Records about charts and figures:
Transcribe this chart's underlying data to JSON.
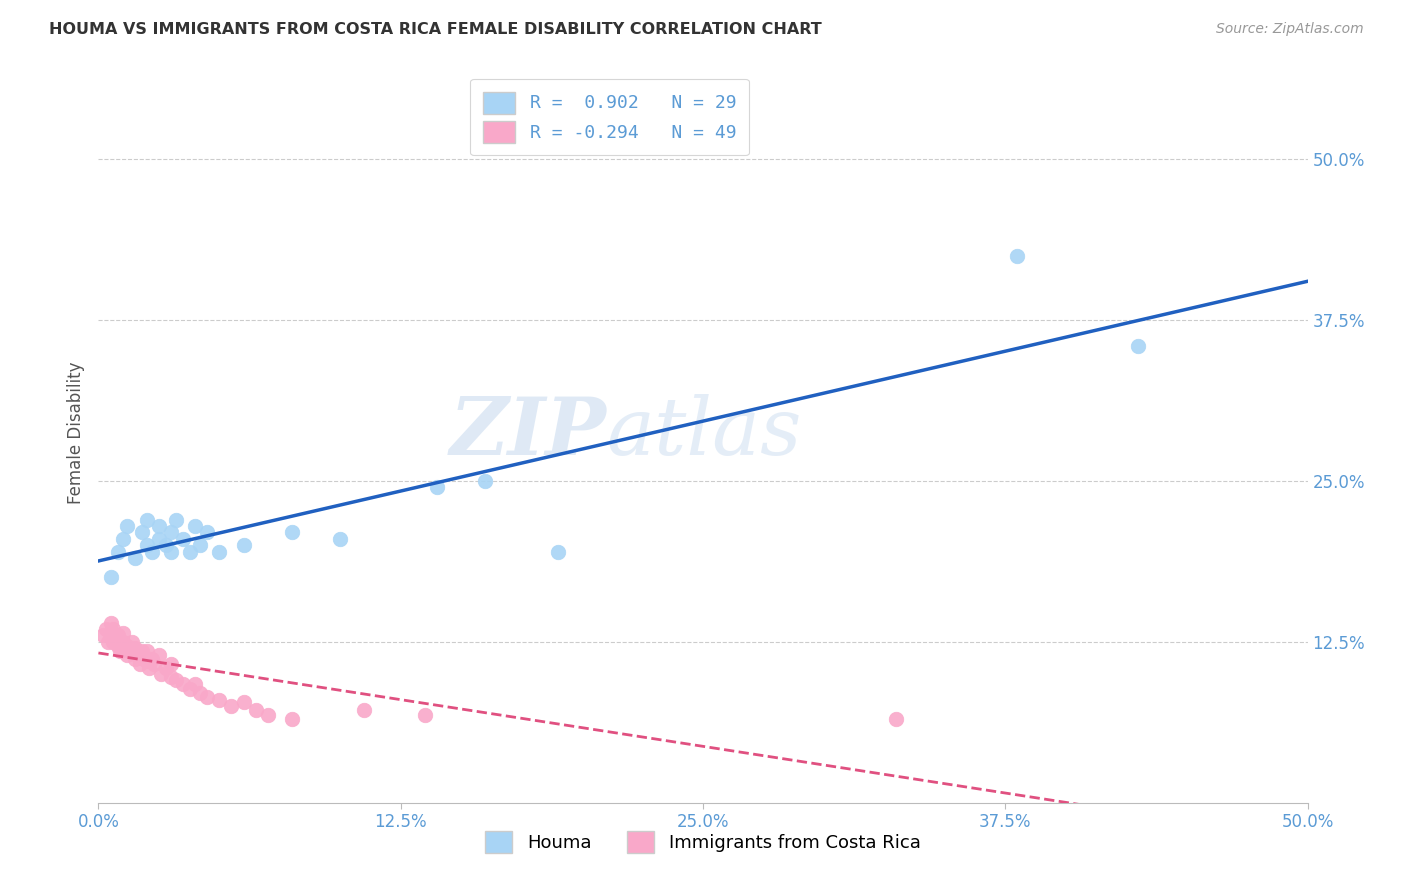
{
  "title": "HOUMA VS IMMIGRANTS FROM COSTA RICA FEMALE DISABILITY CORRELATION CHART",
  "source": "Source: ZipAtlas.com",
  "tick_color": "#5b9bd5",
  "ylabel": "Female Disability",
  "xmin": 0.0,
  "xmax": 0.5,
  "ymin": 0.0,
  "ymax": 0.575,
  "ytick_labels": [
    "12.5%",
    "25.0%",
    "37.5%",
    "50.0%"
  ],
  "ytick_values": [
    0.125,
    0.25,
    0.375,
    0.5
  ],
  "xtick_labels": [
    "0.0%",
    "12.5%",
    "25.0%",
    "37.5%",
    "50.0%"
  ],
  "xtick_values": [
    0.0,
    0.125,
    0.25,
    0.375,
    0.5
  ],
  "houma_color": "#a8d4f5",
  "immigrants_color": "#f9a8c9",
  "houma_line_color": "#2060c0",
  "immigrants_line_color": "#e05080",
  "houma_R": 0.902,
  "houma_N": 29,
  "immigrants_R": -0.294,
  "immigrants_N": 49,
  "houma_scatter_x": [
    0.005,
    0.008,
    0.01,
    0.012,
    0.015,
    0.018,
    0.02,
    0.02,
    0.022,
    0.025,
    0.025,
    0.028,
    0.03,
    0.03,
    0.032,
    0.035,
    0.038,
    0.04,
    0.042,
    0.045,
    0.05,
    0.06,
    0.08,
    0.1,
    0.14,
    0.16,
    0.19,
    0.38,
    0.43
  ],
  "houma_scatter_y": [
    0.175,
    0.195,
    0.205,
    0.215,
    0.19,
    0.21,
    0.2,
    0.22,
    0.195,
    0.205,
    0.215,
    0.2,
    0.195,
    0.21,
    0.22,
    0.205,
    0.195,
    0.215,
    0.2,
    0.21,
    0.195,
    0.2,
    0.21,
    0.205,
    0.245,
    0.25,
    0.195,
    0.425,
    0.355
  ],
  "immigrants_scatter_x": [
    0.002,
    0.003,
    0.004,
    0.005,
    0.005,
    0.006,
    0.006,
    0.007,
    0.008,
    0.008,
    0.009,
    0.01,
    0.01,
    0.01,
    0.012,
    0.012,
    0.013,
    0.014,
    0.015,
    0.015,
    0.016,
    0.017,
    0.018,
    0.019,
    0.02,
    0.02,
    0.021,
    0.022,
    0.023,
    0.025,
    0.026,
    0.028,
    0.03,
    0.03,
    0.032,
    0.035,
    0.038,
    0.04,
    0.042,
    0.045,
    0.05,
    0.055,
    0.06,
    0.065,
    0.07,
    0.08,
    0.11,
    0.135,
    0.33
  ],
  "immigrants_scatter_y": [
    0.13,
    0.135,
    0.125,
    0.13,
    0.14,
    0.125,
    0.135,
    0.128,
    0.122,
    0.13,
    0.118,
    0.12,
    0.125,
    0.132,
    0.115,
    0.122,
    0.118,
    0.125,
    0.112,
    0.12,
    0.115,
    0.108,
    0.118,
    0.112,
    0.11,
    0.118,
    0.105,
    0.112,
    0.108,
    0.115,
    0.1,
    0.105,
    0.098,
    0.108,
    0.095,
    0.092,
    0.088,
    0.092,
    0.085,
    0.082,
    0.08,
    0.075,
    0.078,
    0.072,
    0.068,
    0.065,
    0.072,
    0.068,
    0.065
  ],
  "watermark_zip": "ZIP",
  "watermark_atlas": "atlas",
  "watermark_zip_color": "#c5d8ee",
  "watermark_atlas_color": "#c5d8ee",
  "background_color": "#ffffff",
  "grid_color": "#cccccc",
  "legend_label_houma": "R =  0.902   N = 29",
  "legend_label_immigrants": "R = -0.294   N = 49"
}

* * *

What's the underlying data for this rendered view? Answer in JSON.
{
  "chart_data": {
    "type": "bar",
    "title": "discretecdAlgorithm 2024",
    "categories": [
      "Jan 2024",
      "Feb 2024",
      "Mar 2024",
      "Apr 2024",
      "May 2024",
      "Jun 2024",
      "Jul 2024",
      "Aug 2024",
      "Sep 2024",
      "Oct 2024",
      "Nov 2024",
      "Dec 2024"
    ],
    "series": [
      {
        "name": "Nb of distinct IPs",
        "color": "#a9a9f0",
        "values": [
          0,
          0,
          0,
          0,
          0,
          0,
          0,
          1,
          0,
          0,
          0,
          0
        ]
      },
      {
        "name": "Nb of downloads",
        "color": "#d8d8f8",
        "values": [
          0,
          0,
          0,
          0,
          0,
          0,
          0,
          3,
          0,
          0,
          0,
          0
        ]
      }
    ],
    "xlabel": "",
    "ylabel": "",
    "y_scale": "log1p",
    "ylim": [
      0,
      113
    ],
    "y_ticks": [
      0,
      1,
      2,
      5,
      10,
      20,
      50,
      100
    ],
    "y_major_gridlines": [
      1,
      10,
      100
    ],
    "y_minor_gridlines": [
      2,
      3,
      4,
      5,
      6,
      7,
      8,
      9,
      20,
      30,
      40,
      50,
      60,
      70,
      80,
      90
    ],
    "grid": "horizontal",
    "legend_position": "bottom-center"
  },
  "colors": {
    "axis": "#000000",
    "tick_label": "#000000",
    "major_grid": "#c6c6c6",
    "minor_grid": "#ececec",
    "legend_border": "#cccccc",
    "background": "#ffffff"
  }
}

### What to work on
Reply with only the number of lines in the entries that contain the word "cccccc".

### Complete response
2